_WORK TO BE COMPLETED_:
Return the material exactly as supplied, apart from the pictures, which are omitted.

— start INFORMATION SHOWN —

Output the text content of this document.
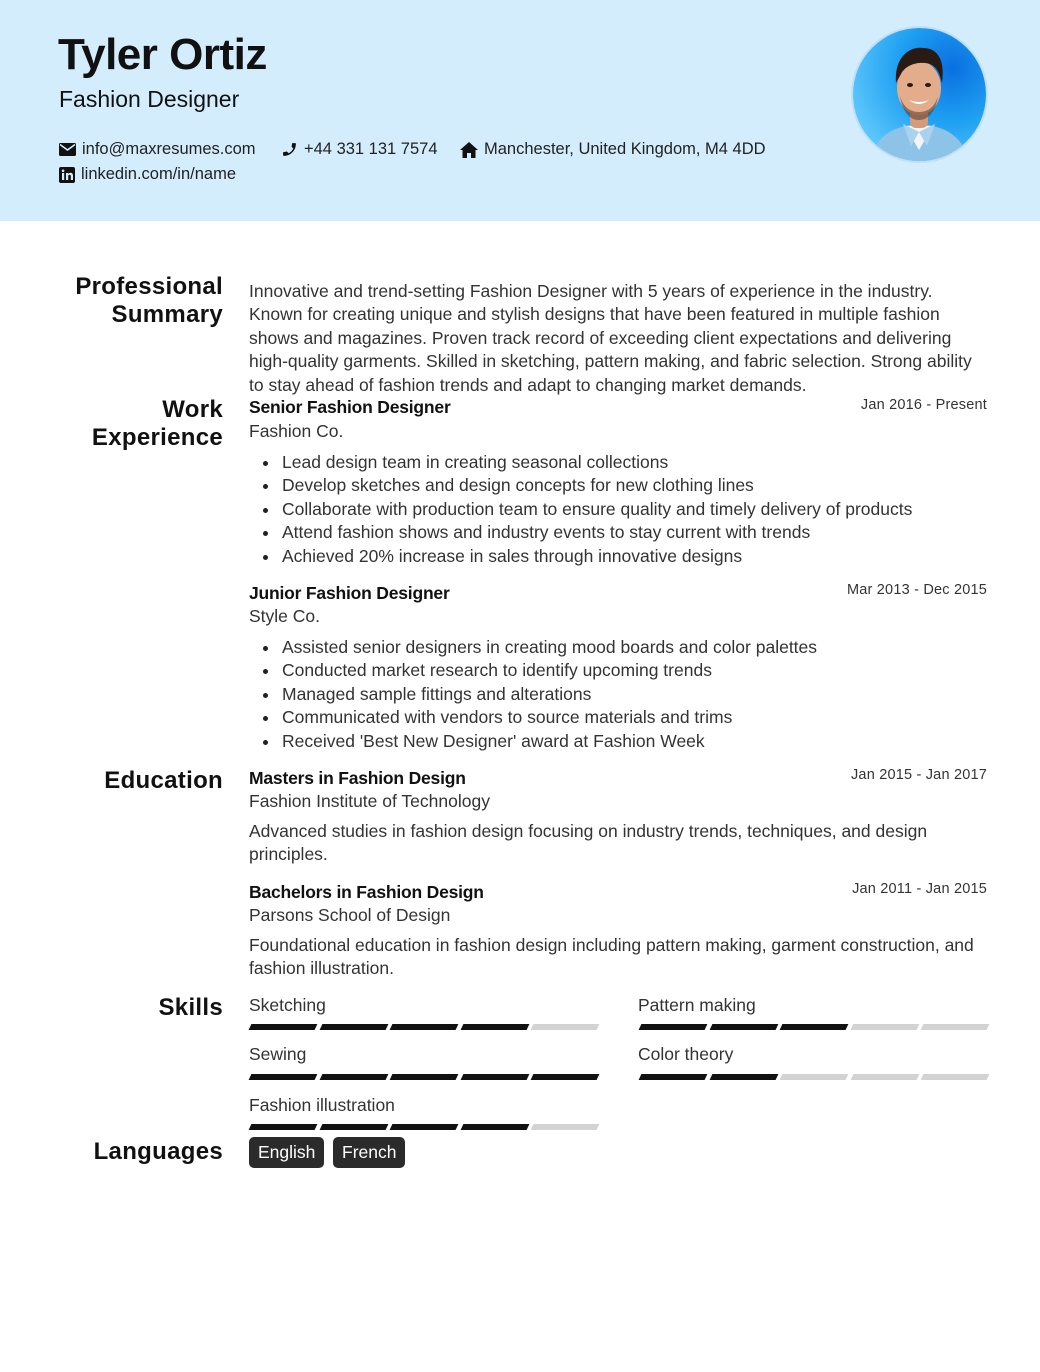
Tyler Ortiz
Fashion Designer
info@maxresumes.com	+44 331 131 7574	Manchester, United Kingdom, M4 4DD
linkedin.com/in/name
Professional Summary
Innovative and trend-setting Fashion Designer with 5 years of experience in the industry. Known for creating unique and stylish designs that have been featured in multiple fashion shows and magazines. Proven track record of exceeding client expectations and delivering high-quality garments. Skilled in sketching, pattern making, and fabric selection. Strong ability to stay ahead of fashion trends and adapt to changing market demands.
Work Experience
Senior Fashion Designer	Jan 2016 - Present
Fashion Co.
Lead design team in creating seasonal collections
Develop sketches and design concepts for new clothing lines
Collaborate with production team to ensure quality and timely delivery of products
Attend fashion shows and industry events to stay current with trends
Achieved 20% increase in sales through innovative designs
Junior Fashion Designer	Mar 2013 - Dec 2015
Style Co.
Assisted senior designers in creating mood boards and color palettes
Conducted market research to identify upcoming trends
Managed sample fittings and alterations
Communicated with vendors to source materials and trims
Received 'Best New Designer' award at Fashion Week
Education Masters in Fashion Design	Jan 2015 - Jan 2017
Fashion Institute of Technology
Advanced studies in fashion design focusing on industry trends, techniques, and design principles.
Bachelors in Fashion Design	Jan 2011 - Jan 2015
Parsons School of Design
Foundational education in fashion design including pattern making, garment construction, and fashion illustration.
Skills Sketching	Pattern making
Sewing	Color theory
Fashion illustration
Languages	English	French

— end INFORMATION SHOWN —

_SOLUTION FOR THIS TASK_:
Output the text content of this document.
Tyler Ortiz
Fashion Designer
info@maxresumes.com	+44 331 131 7574	Manchester, United Kingdom, M4 4DD
linkedin.com/in/name
Professional Summary
Innovative and trend-setting Fashion Designer with 5 years of experience in the industry. Known for creating unique and stylish designs that have been featured in multiple fashion shows and magazines. Proven track record of exceeding client expectations and delivering high-quality garments. Skilled in sketching, pattern making, and fabric selection. Strong ability to stay ahead of fashion trends and adapt to changing market demands.
Work Experience
Senior Fashion Designer	Jan 2016 - Present
Fashion Co.
Lead design team in creating seasonal collections
Develop sketches and design concepts for new clothing lines
Collaborate with production team to ensure quality and timely delivery of products
Attend fashion shows and industry events to stay current with trends
Achieved 20% increase in sales through innovative designs
Junior Fashion Designer	Mar 2013 - Dec 2015
Style Co.
Assisted senior designers in creating mood boards and color palettes
Conducted market research to identify upcoming trends
Managed sample fittings and alterations
Communicated with vendors to source materials and trims
Received 'Best New Designer' award at Fashion Week
Education Masters in Fashion Design	Jan 2015 - Jan 2017
Fashion Institute of Technology
Advanced studies in fashion design focusing on industry trends, techniques, and design principles.
Bachelors in Fashion Design	Jan 2011 - Jan 2015
Parsons School of Design
Foundational education in fashion design including pattern making, garment construction, and fashion illustration.
Skills Sketching	Pattern making
Sewing	Color theory
Fashion illustration
Languages	English	French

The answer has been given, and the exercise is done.